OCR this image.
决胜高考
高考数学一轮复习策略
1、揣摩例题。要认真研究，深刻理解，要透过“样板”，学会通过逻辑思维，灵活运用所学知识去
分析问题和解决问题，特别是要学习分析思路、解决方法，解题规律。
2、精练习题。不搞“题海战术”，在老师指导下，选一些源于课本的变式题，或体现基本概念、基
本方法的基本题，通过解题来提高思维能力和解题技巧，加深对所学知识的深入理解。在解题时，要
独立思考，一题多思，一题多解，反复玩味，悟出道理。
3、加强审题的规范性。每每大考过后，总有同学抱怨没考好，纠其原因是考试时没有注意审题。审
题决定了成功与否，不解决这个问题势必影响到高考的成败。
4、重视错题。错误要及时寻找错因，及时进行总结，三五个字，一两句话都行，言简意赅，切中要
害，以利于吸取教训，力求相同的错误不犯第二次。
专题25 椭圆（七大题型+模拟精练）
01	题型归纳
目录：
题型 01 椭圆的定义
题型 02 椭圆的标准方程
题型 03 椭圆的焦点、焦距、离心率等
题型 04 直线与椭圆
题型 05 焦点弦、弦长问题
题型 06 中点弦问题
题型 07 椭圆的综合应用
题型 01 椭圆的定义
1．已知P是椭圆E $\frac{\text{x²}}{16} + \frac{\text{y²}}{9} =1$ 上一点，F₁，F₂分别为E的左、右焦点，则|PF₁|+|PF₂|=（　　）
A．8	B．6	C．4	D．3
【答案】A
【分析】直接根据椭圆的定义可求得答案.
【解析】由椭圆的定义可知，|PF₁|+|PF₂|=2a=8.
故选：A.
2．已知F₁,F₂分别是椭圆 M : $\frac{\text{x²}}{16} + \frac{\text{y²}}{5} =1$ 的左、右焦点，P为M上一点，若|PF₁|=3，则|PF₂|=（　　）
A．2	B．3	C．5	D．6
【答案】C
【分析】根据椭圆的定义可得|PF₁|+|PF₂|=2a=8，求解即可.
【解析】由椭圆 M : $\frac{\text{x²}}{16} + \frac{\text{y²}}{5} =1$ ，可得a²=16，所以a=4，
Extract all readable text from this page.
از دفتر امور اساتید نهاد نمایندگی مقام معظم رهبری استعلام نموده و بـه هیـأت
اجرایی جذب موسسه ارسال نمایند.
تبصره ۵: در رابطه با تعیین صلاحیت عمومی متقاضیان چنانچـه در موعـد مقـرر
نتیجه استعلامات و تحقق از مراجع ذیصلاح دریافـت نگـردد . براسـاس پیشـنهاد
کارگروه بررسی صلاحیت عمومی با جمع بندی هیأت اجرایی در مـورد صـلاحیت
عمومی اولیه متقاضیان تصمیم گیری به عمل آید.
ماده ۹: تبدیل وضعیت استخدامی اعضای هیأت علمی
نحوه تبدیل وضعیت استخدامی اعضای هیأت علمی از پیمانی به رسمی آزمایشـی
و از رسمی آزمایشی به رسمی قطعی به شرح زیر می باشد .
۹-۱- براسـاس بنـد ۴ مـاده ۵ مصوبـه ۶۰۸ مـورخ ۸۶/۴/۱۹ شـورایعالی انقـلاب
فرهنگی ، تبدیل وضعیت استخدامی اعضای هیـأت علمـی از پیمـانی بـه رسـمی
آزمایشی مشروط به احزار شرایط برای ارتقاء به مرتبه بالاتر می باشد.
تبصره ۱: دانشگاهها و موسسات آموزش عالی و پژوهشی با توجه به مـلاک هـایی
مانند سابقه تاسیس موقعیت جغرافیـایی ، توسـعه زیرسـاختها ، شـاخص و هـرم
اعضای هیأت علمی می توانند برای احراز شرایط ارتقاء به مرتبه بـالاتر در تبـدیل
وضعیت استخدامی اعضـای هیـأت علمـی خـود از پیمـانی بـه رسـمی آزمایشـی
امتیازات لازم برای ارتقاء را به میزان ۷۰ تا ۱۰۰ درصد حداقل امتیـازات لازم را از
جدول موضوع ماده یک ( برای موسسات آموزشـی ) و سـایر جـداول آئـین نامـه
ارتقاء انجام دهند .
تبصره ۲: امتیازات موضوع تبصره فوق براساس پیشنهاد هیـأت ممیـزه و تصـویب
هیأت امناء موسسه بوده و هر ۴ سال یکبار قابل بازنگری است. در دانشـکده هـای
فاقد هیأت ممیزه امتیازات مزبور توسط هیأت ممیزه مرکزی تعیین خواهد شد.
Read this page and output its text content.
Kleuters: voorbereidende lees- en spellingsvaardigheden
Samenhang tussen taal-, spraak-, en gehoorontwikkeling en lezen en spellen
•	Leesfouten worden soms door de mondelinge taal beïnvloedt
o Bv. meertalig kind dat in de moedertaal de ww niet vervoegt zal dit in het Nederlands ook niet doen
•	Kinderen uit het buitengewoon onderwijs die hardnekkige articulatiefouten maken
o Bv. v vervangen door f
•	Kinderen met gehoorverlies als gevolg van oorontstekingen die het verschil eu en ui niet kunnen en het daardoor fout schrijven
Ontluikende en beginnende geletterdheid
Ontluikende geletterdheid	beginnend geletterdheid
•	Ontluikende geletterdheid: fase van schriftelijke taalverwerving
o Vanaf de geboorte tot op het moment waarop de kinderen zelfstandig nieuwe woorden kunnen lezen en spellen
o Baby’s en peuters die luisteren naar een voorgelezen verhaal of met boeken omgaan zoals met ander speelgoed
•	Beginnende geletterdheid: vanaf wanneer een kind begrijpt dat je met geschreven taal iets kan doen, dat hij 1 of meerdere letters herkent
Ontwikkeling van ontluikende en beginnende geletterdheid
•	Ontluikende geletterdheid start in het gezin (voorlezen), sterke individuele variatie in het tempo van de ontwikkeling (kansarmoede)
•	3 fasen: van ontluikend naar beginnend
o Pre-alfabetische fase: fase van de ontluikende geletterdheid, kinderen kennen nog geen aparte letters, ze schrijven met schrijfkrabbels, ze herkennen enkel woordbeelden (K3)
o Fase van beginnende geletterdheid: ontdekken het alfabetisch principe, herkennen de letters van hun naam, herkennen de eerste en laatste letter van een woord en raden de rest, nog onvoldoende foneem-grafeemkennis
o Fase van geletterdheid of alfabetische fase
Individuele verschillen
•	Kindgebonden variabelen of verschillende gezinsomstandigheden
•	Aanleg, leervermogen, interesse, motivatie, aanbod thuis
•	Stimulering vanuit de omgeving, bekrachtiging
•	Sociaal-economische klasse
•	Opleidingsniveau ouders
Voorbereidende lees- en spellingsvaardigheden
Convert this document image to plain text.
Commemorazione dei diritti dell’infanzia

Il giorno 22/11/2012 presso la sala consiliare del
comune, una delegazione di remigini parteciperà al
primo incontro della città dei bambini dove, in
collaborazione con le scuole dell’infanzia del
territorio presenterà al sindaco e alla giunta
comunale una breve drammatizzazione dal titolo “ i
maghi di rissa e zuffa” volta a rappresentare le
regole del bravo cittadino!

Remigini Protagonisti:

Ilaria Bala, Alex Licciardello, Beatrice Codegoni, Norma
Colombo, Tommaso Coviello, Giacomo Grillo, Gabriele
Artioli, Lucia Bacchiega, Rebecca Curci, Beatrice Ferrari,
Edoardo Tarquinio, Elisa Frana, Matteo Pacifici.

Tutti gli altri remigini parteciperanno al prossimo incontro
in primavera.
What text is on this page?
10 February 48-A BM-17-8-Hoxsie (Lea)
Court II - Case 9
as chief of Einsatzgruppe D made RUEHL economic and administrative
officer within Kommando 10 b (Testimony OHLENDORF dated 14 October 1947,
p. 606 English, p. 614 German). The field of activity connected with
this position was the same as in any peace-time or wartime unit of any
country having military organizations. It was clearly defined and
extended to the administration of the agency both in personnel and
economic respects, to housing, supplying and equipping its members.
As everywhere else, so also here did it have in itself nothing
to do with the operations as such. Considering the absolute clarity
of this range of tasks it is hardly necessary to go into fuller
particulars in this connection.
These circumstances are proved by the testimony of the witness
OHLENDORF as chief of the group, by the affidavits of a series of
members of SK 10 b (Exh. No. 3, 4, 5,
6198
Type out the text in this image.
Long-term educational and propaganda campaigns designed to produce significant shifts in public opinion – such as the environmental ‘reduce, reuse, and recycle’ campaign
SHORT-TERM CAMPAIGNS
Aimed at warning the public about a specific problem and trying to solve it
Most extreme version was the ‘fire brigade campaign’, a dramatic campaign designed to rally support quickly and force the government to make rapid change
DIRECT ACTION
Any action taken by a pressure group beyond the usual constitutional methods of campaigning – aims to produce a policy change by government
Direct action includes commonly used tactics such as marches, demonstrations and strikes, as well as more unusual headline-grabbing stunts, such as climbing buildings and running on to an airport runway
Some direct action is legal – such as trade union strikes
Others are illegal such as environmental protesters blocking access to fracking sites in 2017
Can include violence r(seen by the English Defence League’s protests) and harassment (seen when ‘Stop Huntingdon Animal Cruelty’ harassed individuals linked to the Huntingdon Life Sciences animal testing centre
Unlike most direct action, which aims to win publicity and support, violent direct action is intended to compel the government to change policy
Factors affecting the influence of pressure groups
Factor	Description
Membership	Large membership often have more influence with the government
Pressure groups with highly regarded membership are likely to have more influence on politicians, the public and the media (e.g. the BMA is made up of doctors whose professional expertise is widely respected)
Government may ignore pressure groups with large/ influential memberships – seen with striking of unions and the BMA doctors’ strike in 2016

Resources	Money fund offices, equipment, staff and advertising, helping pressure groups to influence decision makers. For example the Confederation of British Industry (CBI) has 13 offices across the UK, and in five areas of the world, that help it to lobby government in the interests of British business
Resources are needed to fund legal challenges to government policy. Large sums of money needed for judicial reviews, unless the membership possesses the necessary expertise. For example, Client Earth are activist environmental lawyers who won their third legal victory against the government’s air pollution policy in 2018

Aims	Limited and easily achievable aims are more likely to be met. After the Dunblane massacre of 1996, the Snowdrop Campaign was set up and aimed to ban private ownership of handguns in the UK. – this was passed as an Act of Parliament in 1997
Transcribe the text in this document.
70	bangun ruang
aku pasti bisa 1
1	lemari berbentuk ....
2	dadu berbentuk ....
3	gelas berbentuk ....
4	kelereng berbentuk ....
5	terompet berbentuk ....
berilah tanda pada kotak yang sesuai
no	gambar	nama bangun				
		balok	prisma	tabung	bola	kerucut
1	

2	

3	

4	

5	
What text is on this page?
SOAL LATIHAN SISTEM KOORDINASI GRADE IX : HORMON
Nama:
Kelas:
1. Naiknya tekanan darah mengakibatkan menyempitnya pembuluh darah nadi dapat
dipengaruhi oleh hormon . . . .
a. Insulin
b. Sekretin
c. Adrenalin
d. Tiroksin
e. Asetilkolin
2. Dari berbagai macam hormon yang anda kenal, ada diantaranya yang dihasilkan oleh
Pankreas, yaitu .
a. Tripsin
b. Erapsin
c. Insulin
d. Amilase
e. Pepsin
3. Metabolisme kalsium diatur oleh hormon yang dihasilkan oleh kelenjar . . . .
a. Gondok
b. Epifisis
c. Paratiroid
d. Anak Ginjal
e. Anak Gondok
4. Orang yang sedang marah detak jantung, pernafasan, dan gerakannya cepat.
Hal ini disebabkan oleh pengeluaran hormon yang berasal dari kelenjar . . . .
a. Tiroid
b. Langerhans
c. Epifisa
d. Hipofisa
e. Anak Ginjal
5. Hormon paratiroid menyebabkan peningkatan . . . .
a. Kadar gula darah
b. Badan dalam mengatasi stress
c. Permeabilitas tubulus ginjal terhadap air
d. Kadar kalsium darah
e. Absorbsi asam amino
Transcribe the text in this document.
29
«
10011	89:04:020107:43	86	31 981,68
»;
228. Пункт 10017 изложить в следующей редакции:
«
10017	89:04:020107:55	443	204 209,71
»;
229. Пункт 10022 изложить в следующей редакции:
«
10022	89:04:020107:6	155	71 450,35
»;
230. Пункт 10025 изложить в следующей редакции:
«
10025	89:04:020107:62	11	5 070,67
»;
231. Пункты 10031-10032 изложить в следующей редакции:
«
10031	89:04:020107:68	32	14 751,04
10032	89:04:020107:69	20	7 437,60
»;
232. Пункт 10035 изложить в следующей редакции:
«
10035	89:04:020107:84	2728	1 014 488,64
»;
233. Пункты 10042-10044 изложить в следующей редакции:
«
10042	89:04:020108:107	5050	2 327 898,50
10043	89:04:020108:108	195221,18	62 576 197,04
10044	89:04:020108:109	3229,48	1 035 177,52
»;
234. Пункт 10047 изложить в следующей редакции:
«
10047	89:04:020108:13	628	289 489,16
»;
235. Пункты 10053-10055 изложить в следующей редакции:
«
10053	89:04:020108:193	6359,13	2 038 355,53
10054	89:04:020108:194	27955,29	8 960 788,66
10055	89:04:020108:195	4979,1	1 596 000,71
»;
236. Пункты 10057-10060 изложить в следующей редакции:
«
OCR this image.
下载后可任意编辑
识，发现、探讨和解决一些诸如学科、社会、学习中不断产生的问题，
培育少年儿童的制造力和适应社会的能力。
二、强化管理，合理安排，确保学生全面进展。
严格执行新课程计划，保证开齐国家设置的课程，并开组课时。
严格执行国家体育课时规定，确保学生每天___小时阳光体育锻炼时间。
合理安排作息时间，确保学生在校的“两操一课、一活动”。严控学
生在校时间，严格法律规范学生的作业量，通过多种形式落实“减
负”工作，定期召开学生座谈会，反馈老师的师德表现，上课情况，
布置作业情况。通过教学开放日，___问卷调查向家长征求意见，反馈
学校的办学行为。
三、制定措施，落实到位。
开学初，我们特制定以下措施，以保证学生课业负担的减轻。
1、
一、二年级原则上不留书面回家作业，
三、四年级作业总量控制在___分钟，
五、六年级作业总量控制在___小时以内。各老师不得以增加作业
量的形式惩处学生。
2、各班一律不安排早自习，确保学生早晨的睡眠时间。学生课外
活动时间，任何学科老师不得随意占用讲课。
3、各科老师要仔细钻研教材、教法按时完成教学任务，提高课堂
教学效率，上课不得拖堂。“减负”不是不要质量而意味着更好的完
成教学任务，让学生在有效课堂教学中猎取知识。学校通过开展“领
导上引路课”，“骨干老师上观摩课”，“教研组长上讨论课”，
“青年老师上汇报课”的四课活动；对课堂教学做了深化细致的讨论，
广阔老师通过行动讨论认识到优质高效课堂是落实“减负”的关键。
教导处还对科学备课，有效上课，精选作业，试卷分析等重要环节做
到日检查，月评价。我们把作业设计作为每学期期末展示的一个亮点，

WHAT IS BEING ASKED
Pull out every line in the material above where "ماده" occurs.

RESPONSE
ماده ۹: تبدیل وضعیت استخدامی اعضای هیأت علمی
جدول موضوع ماده یک ( برای موسسات آموزشـی ) و سـایر جـداول آئـین نامـه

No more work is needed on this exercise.